PROBLEM REQUIREMENTS
Repeat, exactly and completely, the entries shown underneath.

## Begin INFORMATION PROVIDED

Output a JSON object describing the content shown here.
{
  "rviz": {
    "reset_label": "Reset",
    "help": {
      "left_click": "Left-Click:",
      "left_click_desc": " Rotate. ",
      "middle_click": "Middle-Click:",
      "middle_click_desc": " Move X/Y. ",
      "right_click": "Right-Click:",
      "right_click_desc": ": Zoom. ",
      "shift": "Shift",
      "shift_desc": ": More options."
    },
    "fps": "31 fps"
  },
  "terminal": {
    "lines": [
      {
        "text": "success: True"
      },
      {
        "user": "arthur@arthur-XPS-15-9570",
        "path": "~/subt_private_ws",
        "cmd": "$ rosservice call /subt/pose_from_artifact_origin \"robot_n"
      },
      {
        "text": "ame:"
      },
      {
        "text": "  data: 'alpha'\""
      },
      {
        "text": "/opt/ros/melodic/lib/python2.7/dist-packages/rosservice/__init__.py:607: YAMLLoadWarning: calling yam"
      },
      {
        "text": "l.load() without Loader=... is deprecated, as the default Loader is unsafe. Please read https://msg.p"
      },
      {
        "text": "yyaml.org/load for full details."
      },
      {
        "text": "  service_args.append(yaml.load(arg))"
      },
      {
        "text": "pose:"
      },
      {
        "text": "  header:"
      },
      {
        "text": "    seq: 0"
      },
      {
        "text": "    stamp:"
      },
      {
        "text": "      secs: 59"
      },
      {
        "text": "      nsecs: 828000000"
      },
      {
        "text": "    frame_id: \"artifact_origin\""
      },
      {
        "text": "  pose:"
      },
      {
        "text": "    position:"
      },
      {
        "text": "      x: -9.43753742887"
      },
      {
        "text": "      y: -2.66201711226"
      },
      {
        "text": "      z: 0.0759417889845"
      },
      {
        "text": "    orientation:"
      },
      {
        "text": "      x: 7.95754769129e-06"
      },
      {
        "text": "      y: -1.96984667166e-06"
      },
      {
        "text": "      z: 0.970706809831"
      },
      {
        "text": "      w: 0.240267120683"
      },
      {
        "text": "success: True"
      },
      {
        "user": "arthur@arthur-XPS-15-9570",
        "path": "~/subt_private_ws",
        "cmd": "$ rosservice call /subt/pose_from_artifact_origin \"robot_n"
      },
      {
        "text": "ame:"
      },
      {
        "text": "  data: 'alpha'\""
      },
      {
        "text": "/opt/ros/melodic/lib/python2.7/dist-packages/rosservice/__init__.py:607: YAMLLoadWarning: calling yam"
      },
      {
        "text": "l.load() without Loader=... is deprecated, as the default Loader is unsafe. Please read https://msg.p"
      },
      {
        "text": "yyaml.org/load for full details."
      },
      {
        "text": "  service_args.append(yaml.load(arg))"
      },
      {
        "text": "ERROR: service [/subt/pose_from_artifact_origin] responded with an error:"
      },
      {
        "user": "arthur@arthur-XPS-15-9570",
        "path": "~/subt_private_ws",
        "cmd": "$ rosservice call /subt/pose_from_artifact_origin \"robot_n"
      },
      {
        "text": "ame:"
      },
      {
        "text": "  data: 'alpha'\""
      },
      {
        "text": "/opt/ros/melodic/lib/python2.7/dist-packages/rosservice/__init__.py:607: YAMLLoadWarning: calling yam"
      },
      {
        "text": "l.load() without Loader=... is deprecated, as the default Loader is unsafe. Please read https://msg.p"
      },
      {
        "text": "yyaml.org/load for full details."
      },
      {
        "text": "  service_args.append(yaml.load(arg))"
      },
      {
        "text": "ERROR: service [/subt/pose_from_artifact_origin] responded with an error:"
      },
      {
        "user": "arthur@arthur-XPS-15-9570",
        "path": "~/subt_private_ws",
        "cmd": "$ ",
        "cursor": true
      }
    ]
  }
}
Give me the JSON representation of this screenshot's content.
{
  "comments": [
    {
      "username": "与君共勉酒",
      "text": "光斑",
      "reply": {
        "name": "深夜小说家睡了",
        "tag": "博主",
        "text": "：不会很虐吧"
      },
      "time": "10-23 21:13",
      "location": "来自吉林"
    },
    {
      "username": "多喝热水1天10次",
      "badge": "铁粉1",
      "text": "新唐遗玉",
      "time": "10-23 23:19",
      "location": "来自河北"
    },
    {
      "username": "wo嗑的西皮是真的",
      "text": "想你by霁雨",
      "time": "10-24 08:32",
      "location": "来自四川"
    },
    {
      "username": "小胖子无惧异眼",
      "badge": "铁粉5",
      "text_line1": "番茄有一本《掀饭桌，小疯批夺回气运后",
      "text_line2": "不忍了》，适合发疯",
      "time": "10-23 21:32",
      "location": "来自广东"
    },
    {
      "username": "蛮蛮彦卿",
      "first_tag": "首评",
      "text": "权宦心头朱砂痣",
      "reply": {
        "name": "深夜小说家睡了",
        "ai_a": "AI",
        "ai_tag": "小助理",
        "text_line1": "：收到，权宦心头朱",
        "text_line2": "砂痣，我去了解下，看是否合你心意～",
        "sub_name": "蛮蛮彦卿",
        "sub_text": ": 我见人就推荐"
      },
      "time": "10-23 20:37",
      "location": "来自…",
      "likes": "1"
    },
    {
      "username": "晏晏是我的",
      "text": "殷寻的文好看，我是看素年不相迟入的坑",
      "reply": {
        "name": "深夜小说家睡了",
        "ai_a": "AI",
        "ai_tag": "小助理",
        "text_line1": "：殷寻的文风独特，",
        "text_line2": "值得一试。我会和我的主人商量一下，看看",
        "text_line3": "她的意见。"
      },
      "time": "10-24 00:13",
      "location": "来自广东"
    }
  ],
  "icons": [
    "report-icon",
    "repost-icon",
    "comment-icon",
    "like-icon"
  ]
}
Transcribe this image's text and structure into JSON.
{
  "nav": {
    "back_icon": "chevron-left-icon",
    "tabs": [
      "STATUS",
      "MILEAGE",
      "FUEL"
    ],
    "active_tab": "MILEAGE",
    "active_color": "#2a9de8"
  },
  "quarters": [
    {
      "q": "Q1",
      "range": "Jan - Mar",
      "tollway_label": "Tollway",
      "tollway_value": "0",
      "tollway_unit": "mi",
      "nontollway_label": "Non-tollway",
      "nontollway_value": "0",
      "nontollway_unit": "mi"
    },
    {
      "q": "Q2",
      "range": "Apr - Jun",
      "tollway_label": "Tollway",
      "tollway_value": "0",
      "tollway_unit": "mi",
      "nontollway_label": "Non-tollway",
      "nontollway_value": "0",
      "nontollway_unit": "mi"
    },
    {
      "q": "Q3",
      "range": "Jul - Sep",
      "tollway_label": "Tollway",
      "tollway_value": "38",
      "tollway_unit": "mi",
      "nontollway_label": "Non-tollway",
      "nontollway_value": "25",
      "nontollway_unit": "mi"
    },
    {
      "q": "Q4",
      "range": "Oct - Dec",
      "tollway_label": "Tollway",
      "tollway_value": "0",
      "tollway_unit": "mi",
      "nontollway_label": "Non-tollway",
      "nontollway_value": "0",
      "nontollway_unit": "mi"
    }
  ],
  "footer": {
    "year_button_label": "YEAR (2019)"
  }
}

## End INFORMATION PROVIDED

EXERCISE OUTPUT
Output a JSON object describing the content shown here.
{
  "rviz": {
    "reset_label": "Reset",
    "help": {
      "left_click": "Left-Click:",
      "left_click_desc": " Rotate. ",
      "middle_click": "Middle-Click:",
      "middle_click_desc": " Move X/Y. ",
      "right_click": "Right-Click:",
      "right_click_desc": ": Zoom. ",
      "shift": "Shift",
      "shift_desc": ": More options."
    },
    "fps": "31 fps"
  },
  "terminal": {
    "lines": [
      {
        "text": "success: True"
      },
      {
        "user": "arthur@arthur-XPS-15-9570",
        "path": "~/subt_private_ws",
        "cmd": "$ rosservice call /subt/pose_from_artifact_origin \"robot_n"
      },
      {
        "text": "ame:"
      },
      {
        "text": "  data: 'alpha'\""
      },
      {
        "text": "/opt/ros/melodic/lib/python2.7/dist-packages/rosservice/__init__.py:607: YAMLLoadWarning: calling yam"
      },
      {
        "text": "l.load() without Loader=... is deprecated, as the default Loader is unsafe. Please read https://msg.p"
      },
      {
        "text": "yyaml.org/load for full details."
      },
      {
        "text": "  service_args.append(yaml.load(arg))"
      },
      {
        "text": "pose:"
      },
      {
        "text": "  header:"
      },
      {
        "text": "    seq: 0"
      },
      {
        "text": "    stamp:"
      },
      {
        "text": "      secs: 59"
      },
      {
        "text": "      nsecs: 828000000"
      },
      {
        "text": "    frame_id: \"artifact_origin\""
      },
      {
        "text": "  pose:"
      },
      {
        "text": "    position:"
      },
      {
        "text": "      x: -9.43753742887"
      },
      {
        "text": "      y: -2.66201711226"
      },
      {
        "text": "      z: 0.0759417889845"
      },
      {
        "text": "    orientation:"
      },
      {
        "text": "      x: 7.95754769129e-06"
      },
      {
        "text": "      y: -1.96984667166e-06"
      },
      {
        "text": "      z: 0.970706809831"
      },
      {
        "text": "      w: 0.240267120683"
      },
      {
        "text": "success: True"
      },
      {
        "user": "arthur@arthur-XPS-15-9570",
        "path": "~/subt_private_ws",
        "cmd": "$ rosservice call /subt/pose_from_artifact_origin \"robot_n"
      },
      {
        "text": "ame:"
      },
      {
        "text": "  data: 'alpha'\""
      },
      {
        "text": "/opt/ros/melodic/lib/python2.7/dist-packages/rosservice/__init__.py:607: YAMLLoadWarning: calling yam"
      },
      {
        "text": "l.load() without Loader=... is deprecated, as the default Loader is unsafe. Please read https://msg.p"
      },
      {
        "text": "yyaml.org/load for full details."
      },
      {
        "text": "  service_args.append(yaml.load(arg))"
      },
      {
        "text": "ERROR: service [/subt/pose_from_artifact_origin] responded with an error:"
      },
      {
        "user": "arthur@arthur-XPS-15-9570",
        "path": "~/subt_private_ws",
        "cmd": "$ rosservice call /subt/pose_from_artifact_origin \"robot_n"
      },
      {
        "text": "ame:"
      },
      {
        "text": "  data: 'alpha'\""
      },
      {
        "text": "/opt/ros/melodic/lib/python2.7/dist-packages/rosservice/__init__.py:607: YAMLLoadWarning: calling yam"
      },
      {
        "text": "l.load() without Loader=... is deprecated, as the default Loader is unsafe. Please read https://msg.p"
      },
      {
        "text": "yyaml.org/load for full details."
      },
      {
        "text": "  service_args.append(yaml.load(arg))"
      },
      {
        "text": "ERROR: service [/subt/pose_from_artifact_origin] responded with an error:"
      },
      {
        "user": "arthur@arthur-XPS-15-9570",
        "path": "~/subt_private_ws",
        "cmd": "$ ",
        "cursor": true
      }
    ]
  }
}
Give me the JSON representation of this screenshot's content.
{
  "comments": [
    {
      "username": "与君共勉酒",
      "text": "光斑",
      "reply": {
        "name": "深夜小说家睡了",
        "tag": "博主",
        "text": "：不会很虐吧"
      },
      "time": "10-23 21:13",
      "location": "来自吉林"
    },
    {
      "username": "多喝热水1天10次",
      "badge": "铁粉1",
      "text": "新唐遗玉",
      "time": "10-23 23:19",
      "location": "来自河北"
    },
    {
      "username": "wo嗑的西皮是真的",
      "text": "想你by霁雨",
      "time": "10-24 08:32",
      "location": "来自四川"
    },
    {
      "username": "小胖子无惧异眼",
      "badge": "铁粉5",
      "text_line1": "番茄有一本《掀饭桌，小疯批夺回气运后",
      "text_line2": "不忍了》，适合发疯",
      "time": "10-23 21:32",
      "location": "来自广东"
    },
    {
      "username": "蛮蛮彦卿",
      "first_tag": "首评",
      "text": "权宦心头朱砂痣",
      "reply": {
        "name": "深夜小说家睡了",
        "ai_a": "AI",
        "ai_tag": "小助理",
        "text_line1": "：收到，权宦心头朱",
        "text_line2": "砂痣，我去了解下，看是否合你心意～",
        "sub_name": "蛮蛮彦卿",
        "sub_text": ": 我见人就推荐"
      },
      "time": "10-23 20:37",
      "location": "来自…",
      "likes": "1"
    },
    {
      "username": "晏晏是我的",
      "text": "殷寻的文好看，我是看素年不相迟入的坑",
      "reply": {
        "name": "深夜小说家睡了",
        "ai_a": "AI",
        "ai_tag": "小助理",
        "text_line1": "：殷寻的文风独特，",
        "text_line2": "值得一试。我会和我的主人商量一下，看看",
        "text_line3": "她的意见。"
      },
      "time": "10-24 00:13",
      "location": "来自广东"
    }
  ],
  "icons": [
    "report-icon",
    "repost-icon",
    "comment-icon",
    "like-icon"
  ]
}
Transcribe this image's text and structure into JSON.
{
  "nav": {
    "back_icon": "chevron-left-icon",
    "tabs": [
      "STATUS",
      "MILEAGE",
      "FUEL"
    ],
    "active_tab": "MILEAGE",
    "active_color": "#2a9de8"
  },
  "quarters": [
    {
      "q": "Q1",
      "range": "Jan - Mar",
      "tollway_label": "Tollway",
      "tollway_value": "0",
      "tollway_unit": "mi",
      "nontollway_label": "Non-tollway",
      "nontollway_value": "0",
      "nontollway_unit": "mi"
    },
    {
      "q": "Q2",
      "range": "Apr - Jun",
      "tollway_label": "Tollway",
      "tollway_value": "0",
      "tollway_unit": "mi",
      "nontollway_label": "Non-tollway",
      "nontollway_value": "0",
      "nontollway_unit": "mi"
    },
    {
      "q": "Q3",
      "range": "Jul - Sep",
      "tollway_label": "Tollway",
      "tollway_value": "38",
      "tollway_unit": "mi",
      "nontollway_label": "Non-tollway",
      "nontollway_value": "25",
      "nontollway_unit": "mi"
    },
    {
      "q": "Q4",
      "range": "Oct - Dec",
      "tollway_label": "Tollway",
      "tollway_value": "0",
      "tollway_unit": "mi",
      "nontollway_label": "Non-tollway",
      "nontollway_value": "0",
      "nontollway_unit": "mi"
    }
  ],
  "footer": {
    "year_button_label": "YEAR (2019)"
  }
}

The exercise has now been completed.